INFORMATION GIVEN:
━━━━━━━━━━━━━━━━━━━━━━━━━━━━━━

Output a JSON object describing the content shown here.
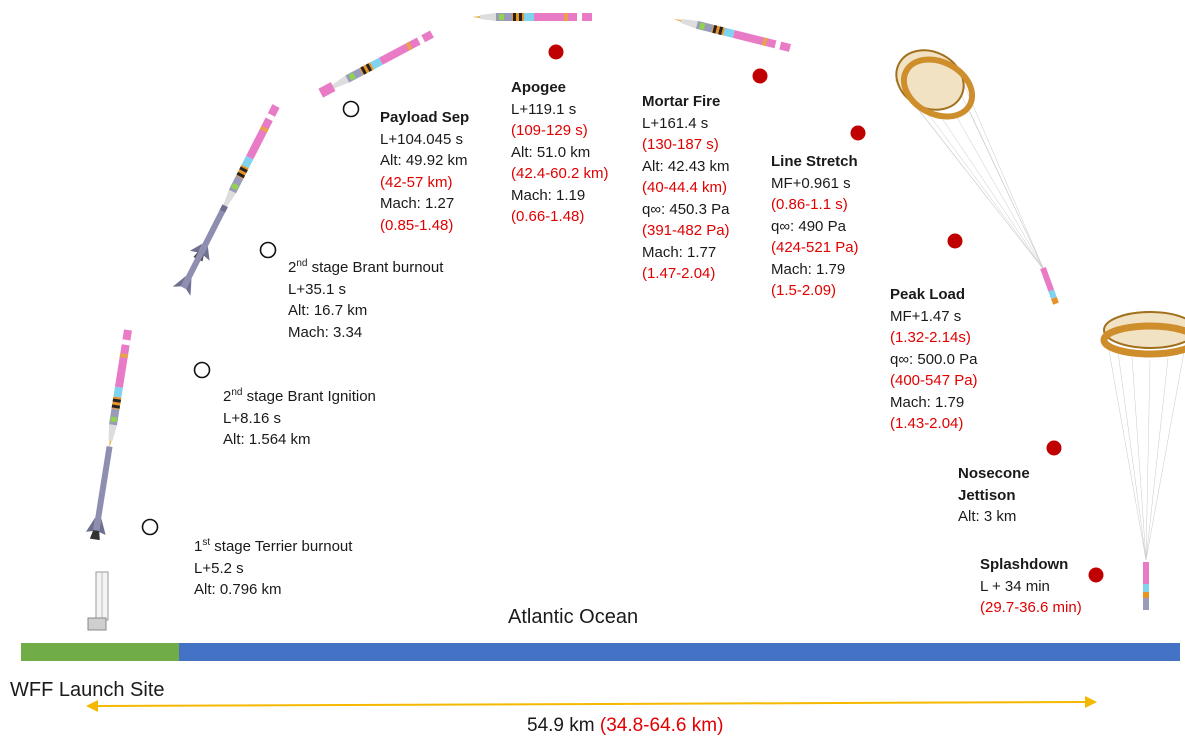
{
  "colors": {
    "uncertainty": "#e00000",
    "land": "#70ad47",
    "ocean": "#4472c4",
    "arrow": "#f5b800",
    "event_marker": "#c00000"
  },
  "events": {
    "terrier_burnout": {
      "title_num": "1",
      "title_sup": "st",
      "title_rest": " stage Terrier burnout",
      "lines": [
        "L+5.2 s",
        "Alt: 0.796 km"
      ]
    },
    "brant_ignition": {
      "title_num": "2",
      "title_sup": "nd",
      "title_rest": " stage Brant Ignition",
      "lines": [
        "L+8.16 s",
        "Alt: 1.564 km"
      ]
    },
    "brant_burnout": {
      "title_num": "2",
      "title_sup": "nd",
      "title_rest": " stage Brant burnout",
      "lines": [
        "L+35.1 s",
        "Alt: 16.7 km",
        "Mach: 3.34"
      ]
    },
    "payload_sep": {
      "title": "Payload Sep",
      "lines": [
        "L+104.045 s",
        "Alt: 49.92 km",
        "(42-57 km)",
        "Mach: 1.27",
        "(0.85-1.48)"
      ]
    },
    "apogee": {
      "title": "Apogee",
      "lines": [
        "L+119.1 s",
        "(109-129 s)",
        "Alt: 51.0 km",
        "(42.4-60.2 km)",
        "Mach: 1.19",
        "(0.66-1.48)"
      ]
    },
    "mortar_fire": {
      "title": "Mortar Fire",
      "lines": [
        "L+161.4 s",
        "(130-187 s)",
        "Alt: 42.43 km",
        "(40-44.4 km)",
        "q∞: 450.3 Pa",
        "(391-482 Pa)",
        "Mach: 1.77",
        "(1.47-2.04)"
      ]
    },
    "line_stretch": {
      "title": "Line Stretch",
      "lines": [
        "MF+0.961 s",
        "(0.86-1.1 s)",
        "q∞: 490 Pa",
        "(424-521 Pa)",
        "Mach: 1.79",
        "(1.5-2.09)"
      ]
    },
    "peak_load": {
      "title": "Peak Load",
      "lines": [
        "MF+1.47 s",
        "(1.32-2.14s)",
        "q∞: 500.0 Pa",
        "(400-547 Pa)",
        "Mach: 1.79",
        "(1.43-2.04)"
      ]
    },
    "nosecone_jettison": {
      "title1": "Nosecone",
      "title2": "Jettison",
      "lines": [
        "Alt: 3 km"
      ]
    },
    "splashdown": {
      "title": "Splashdown",
      "lines": [
        "L + 34 min",
        "(29.7-36.6 min)"
      ]
    }
  },
  "ground": {
    "ocean_label": "Atlantic Ocean",
    "site_label": "WFF Launch Site"
  },
  "range": {
    "value": "54.9 km",
    "uncertainty": "(34.8-64.6 km)"
  }
}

━━━━━━━━━━━━━━━━━━━━━━━━━━━━━━

WHAT IS REQUIRED:
Without the pictures, copy the material exactly as given.

TASK SOLUTION:
Output a JSON object describing the content shown here.
{
  "colors": {
    "uncertainty": "#e00000",
    "land": "#70ad47",
    "ocean": "#4472c4",
    "arrow": "#f5b800",
    "event_marker": "#c00000"
  },
  "events": {
    "terrier_burnout": {
      "title_num": "1",
      "title_sup": "st",
      "title_rest": " stage Terrier burnout",
      "lines": [
        "L+5.2 s",
        "Alt: 0.796 km"
      ]
    },
    "brant_ignition": {
      "title_num": "2",
      "title_sup": "nd",
      "title_rest": " stage Brant Ignition",
      "lines": [
        "L+8.16 s",
        "Alt: 1.564 km"
      ]
    },
    "brant_burnout": {
      "title_num": "2",
      "title_sup": "nd",
      "title_rest": " stage Brant burnout",
      "lines": [
        "L+35.1 s",
        "Alt: 16.7 km",
        "Mach: 3.34"
      ]
    },
    "payload_sep": {
      "title": "Payload Sep",
      "lines": [
        "L+104.045 s",
        "Alt: 49.92 km",
        "(42-57 km)",
        "Mach: 1.27",
        "(0.85-1.48)"
      ]
    },
    "apogee": {
      "title": "Apogee",
      "lines": [
        "L+119.1 s",
        "(109-129 s)",
        "Alt: 51.0 km",
        "(42.4-60.2 km)",
        "Mach: 1.19",
        "(0.66-1.48)"
      ]
    },
    "mortar_fire": {
      "title": "Mortar Fire",
      "lines": [
        "L+161.4 s",
        "(130-187 s)",
        "Alt: 42.43 km",
        "(40-44.4 km)",
        "q∞: 450.3 Pa",
        "(391-482 Pa)",
        "Mach: 1.77",
        "(1.47-2.04)"
      ]
    },
    "line_stretch": {
      "title": "Line Stretch",
      "lines": [
        "MF+0.961 s",
        "(0.86-1.1 s)",
        "q∞: 490 Pa",
        "(424-521 Pa)",
        "Mach: 1.79",
        "(1.5-2.09)"
      ]
    },
    "peak_load": {
      "title": "Peak Load",
      "lines": [
        "MF+1.47 s",
        "(1.32-2.14s)",
        "q∞: 500.0 Pa",
        "(400-547 Pa)",
        "Mach: 1.79",
        "(1.43-2.04)"
      ]
    },
    "nosecone_jettison": {
      "title1": "Nosecone",
      "title2": "Jettison",
      "lines": [
        "Alt: 3 km"
      ]
    },
    "splashdown": {
      "title": "Splashdown",
      "lines": [
        "L + 34 min",
        "(29.7-36.6 min)"
      ]
    }
  },
  "ground": {
    "ocean_label": "Atlantic Ocean",
    "site_label": "WFF Launch Site"
  },
  "range": {
    "value": "54.9 km",
    "uncertainty": "(34.8-64.6 km)"
  }
}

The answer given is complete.